A prevaccination validated network that drives the breadth of the protective neutralizing antibody response following Dengue Vaccine TV003 immunization

Development of fully protective dengue virus (DV) vaccines has been problematic as infection with DV requires a broad antibody immune response that targets all 4 possible serotypes. Herein, we used an integrated systems vaccinology approach to identify prevaccination features that allow the development of fully protective DV-specific antibody responses. This approach allowed us to identify a transcription network in a subset of monocytes defined by the expression of CD68 and downstream of specific pro- and anti-inflammatory cytokines. Moreover, we identified metabolites as drivers of an immune response that induced neutralizing antibodies to the 4 DV serotypes. Specifically, PC/PE drove the production of TGF-B in CD68 low monocytes, which was a positive correlate of the protective antibody response. In contrast, primary and secondary bile acids triggered a proinflammatory response downstream of TGR5 signaling and inflammasome activation in CD68 high monocytes, which was associated to a non-protective antibody response. These features were validated in vitro in primary myeloid cells. Our results highlight the role of cell and systemic metabolism as regulators of protective immune responses to vaccination, and that systems vaccinology is a key tool to identify such mechanisms.
*****
> _Required action_
Copy out the dengue vaccine abstract above in full, word for word.
*****
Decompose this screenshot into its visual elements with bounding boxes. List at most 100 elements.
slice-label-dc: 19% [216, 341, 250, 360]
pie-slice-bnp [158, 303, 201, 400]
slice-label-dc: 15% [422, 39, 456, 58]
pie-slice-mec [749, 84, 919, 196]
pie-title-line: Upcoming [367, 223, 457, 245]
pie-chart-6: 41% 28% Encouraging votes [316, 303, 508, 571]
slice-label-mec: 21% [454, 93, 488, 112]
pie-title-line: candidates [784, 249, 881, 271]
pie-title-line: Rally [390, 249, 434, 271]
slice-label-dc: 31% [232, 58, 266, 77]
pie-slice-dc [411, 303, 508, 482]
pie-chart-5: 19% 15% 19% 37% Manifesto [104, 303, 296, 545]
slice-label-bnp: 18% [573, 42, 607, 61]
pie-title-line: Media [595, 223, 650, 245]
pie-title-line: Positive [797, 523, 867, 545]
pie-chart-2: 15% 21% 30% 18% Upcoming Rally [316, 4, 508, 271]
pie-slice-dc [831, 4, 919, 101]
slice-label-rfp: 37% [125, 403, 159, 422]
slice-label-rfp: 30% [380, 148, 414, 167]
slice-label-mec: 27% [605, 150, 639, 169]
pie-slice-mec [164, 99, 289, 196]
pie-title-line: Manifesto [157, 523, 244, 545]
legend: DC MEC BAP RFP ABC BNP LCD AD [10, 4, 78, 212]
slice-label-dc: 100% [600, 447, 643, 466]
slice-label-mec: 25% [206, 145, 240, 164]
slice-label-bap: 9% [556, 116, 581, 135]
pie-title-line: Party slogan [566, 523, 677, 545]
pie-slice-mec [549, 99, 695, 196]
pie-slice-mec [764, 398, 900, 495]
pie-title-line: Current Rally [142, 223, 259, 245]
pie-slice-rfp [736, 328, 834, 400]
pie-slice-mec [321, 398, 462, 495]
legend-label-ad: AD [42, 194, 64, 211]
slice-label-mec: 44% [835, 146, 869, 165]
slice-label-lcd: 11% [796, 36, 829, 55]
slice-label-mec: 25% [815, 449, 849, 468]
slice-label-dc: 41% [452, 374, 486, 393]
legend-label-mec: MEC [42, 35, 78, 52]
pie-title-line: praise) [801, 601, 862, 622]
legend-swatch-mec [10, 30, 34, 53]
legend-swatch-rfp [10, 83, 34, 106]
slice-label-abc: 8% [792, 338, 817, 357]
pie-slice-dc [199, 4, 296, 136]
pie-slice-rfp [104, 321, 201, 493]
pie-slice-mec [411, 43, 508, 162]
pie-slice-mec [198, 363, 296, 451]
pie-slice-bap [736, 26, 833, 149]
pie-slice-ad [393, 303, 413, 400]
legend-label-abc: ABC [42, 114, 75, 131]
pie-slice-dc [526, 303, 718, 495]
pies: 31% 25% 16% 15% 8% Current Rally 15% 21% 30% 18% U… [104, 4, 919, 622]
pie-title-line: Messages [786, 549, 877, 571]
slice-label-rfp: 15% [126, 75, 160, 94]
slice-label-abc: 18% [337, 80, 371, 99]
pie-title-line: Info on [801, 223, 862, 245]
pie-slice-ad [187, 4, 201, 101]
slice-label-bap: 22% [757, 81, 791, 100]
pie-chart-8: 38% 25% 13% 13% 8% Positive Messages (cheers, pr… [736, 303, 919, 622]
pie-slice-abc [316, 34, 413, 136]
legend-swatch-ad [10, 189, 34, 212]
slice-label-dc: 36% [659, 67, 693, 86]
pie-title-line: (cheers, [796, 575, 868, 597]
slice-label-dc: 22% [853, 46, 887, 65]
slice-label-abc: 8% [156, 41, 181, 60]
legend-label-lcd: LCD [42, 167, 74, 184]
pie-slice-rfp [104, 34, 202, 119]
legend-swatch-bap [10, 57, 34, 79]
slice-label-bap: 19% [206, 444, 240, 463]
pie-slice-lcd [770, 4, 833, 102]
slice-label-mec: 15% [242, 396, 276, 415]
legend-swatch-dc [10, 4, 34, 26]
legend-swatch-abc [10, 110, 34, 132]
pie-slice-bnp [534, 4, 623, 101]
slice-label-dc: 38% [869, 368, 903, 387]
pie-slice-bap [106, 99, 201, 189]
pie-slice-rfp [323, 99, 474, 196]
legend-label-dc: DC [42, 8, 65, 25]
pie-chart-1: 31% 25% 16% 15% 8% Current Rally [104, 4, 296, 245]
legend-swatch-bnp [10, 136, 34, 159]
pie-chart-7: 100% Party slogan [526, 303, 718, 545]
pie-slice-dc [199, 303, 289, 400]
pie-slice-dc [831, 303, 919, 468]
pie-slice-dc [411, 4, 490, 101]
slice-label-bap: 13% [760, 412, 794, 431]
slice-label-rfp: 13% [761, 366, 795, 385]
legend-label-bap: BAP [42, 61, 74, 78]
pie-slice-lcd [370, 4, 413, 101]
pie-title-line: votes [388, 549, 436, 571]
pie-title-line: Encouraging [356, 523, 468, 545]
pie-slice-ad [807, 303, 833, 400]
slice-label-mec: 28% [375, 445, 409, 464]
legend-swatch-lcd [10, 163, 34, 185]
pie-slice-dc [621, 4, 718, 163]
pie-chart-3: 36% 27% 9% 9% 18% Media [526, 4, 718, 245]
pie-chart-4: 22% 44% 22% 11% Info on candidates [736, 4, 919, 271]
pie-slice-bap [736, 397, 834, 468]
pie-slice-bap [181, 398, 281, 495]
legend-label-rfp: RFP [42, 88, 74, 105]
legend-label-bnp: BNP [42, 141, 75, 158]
*****
> _Written response_
A prevaccination validated network that drives the breadth of the protective neutralizing antibody response following Dengue Vaccine TV003 immunization

Development of fully protective dengue virus (DV) vaccines has been problematic as infection with DV requires a broad antibody immune response that targets all 4 possible serotypes. Herein, we used an integrated systems vaccinology approach to identify prevaccination features that allow the development of fully protective DV-specific antibody responses. This approach allowed us to identify a transcription network in a subset of monocytes defined by the expression of CD68 and downstream of specific pro- and anti-inflammatory cytokines. Moreover, we identified metabolites as drivers of an immune response that induced neutralizing antibodies to the 4 DV serotypes. Specifically, PC/PE drove the production of TGF-B in CD68 low monocytes, which was a positive correlate of the protective antibody response. In contrast, primary and secondary bile acids triggered a proinflammatory response downstream of TGR5 signaling and inflammasome activation in CD68 high monocytes, which was associated to a non-protective antibody response. These features were validated in vitro in primary myeloid cells. Our results highlight the role of cell and systemic metabolism as regulators of protective immune responses to vaccination, and that systems vaccinology is a key tool to identify such mechanisms.